━━━━━ RECORDS PROVIDED

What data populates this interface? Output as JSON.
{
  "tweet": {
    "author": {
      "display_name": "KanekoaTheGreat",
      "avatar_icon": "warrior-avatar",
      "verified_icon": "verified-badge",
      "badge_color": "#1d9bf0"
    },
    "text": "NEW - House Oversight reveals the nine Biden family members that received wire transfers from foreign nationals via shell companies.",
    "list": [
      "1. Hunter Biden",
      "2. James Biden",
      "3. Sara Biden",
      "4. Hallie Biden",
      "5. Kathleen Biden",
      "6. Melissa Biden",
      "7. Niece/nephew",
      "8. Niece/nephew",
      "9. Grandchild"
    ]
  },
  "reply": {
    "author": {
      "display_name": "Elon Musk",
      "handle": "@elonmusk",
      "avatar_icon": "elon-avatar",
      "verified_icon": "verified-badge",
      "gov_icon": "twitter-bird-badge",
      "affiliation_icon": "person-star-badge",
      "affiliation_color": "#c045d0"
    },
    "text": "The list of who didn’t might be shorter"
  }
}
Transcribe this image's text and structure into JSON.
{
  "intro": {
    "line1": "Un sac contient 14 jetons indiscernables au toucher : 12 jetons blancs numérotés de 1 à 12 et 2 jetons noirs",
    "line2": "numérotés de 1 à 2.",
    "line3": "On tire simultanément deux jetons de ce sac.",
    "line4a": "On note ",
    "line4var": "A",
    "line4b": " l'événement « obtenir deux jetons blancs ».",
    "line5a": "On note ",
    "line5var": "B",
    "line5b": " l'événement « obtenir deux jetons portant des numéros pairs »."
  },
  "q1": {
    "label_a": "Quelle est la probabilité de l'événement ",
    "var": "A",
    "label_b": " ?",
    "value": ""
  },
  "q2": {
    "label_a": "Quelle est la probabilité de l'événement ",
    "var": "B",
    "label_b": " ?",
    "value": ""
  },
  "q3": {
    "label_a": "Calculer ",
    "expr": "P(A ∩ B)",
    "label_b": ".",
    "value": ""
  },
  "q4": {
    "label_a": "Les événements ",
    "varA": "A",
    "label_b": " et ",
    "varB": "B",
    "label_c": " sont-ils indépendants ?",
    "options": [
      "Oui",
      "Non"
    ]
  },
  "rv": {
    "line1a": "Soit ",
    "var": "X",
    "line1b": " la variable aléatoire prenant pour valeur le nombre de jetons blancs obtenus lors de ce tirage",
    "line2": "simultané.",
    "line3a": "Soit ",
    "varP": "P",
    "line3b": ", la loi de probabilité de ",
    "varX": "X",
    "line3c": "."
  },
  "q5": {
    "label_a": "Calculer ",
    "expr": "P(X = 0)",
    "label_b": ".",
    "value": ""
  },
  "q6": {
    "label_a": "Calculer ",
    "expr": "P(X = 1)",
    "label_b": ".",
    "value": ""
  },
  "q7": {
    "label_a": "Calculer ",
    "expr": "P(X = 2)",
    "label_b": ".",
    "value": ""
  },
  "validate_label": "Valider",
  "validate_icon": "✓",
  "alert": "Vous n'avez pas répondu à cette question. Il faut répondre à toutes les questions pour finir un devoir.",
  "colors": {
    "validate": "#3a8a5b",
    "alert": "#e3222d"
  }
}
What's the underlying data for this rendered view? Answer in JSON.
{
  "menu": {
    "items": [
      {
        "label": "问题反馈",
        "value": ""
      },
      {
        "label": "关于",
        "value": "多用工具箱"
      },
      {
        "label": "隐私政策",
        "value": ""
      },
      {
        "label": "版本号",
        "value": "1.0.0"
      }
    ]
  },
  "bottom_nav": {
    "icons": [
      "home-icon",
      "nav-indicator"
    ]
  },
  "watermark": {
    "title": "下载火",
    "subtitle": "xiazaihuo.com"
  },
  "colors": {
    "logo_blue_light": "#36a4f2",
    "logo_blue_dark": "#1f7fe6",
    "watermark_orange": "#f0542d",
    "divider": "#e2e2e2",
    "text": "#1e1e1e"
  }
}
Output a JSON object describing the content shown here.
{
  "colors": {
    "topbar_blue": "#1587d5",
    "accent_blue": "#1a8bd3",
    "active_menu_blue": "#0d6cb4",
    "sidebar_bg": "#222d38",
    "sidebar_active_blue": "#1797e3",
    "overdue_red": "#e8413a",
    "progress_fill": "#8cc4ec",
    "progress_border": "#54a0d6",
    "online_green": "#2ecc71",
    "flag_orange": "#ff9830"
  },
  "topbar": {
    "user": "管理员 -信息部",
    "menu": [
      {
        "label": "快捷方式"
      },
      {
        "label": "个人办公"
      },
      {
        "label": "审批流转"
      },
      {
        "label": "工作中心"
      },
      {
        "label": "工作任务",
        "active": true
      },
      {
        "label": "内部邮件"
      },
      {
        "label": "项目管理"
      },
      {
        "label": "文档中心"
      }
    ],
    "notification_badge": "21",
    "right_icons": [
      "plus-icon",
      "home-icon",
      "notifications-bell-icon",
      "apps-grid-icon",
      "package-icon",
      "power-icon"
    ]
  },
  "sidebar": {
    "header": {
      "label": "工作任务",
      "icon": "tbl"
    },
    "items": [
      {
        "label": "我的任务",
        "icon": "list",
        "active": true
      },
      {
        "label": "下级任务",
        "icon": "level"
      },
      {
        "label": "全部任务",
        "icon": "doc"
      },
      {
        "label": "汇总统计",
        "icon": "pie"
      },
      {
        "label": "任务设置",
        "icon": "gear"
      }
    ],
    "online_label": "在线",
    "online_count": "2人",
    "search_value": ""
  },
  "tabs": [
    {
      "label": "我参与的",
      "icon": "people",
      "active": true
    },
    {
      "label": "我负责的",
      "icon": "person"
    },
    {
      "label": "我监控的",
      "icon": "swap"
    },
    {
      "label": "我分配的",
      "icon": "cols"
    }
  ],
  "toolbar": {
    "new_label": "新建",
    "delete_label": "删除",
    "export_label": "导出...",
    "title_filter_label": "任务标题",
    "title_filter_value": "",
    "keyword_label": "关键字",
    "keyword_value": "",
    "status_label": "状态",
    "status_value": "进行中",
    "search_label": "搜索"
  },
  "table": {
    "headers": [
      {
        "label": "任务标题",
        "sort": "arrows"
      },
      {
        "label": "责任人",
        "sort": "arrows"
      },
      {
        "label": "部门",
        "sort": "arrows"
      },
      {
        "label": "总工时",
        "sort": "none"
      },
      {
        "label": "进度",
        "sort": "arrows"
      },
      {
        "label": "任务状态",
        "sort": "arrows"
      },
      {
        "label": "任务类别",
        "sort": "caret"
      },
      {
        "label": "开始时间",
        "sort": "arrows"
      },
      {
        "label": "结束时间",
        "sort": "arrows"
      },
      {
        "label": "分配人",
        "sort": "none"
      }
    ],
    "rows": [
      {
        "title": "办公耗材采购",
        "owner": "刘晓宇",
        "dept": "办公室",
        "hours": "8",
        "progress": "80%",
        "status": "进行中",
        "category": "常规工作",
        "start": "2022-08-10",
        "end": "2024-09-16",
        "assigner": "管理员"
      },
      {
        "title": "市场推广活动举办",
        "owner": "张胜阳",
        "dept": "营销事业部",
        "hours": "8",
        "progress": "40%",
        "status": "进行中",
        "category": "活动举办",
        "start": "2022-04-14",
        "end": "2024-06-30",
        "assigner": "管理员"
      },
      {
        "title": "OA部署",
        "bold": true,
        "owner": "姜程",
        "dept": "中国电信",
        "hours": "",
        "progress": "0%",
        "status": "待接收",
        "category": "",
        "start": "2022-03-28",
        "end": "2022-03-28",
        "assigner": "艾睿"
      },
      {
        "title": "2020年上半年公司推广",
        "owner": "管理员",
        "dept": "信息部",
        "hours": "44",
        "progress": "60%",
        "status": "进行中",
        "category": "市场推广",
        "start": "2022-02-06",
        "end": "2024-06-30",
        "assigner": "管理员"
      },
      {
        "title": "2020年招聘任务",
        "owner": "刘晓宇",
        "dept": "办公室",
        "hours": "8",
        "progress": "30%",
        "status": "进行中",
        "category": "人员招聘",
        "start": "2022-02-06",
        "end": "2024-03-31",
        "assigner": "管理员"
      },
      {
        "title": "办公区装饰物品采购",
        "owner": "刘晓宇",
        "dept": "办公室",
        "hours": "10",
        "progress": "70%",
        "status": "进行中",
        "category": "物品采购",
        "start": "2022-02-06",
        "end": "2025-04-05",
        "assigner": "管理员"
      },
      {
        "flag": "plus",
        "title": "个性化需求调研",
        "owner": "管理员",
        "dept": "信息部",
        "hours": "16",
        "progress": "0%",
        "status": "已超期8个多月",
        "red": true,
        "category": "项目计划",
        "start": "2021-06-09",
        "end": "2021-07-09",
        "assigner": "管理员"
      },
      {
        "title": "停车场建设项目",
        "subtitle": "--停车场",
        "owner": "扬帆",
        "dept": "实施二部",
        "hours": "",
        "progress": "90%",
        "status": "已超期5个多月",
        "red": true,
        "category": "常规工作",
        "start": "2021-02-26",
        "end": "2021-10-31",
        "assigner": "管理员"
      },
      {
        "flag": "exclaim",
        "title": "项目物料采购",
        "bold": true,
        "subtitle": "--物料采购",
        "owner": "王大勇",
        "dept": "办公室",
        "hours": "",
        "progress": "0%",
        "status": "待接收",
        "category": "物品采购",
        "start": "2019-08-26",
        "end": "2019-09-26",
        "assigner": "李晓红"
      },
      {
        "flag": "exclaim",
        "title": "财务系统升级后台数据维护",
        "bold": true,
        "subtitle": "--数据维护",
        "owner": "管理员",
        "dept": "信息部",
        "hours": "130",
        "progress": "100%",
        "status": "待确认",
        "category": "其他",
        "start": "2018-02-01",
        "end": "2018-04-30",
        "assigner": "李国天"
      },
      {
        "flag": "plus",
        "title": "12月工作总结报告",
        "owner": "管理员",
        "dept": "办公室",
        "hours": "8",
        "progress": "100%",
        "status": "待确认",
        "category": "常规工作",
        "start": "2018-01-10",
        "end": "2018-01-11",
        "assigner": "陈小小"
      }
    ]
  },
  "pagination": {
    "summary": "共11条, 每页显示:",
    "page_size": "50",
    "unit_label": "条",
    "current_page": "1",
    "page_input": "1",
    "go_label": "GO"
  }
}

━━━━━━━━━━

▸ JOB: Copy each line of the data above that holds "pour".

▸ RESULT BELOW:
    "line1b": " la variable aléatoire prenant pour valeur le nombre de jetons blancs obtenus lors de ce tirage",
  "alert": "Vous n'avez pas répondu à cette question. Il faut répondre à toutes les questions pour finir un devoir.",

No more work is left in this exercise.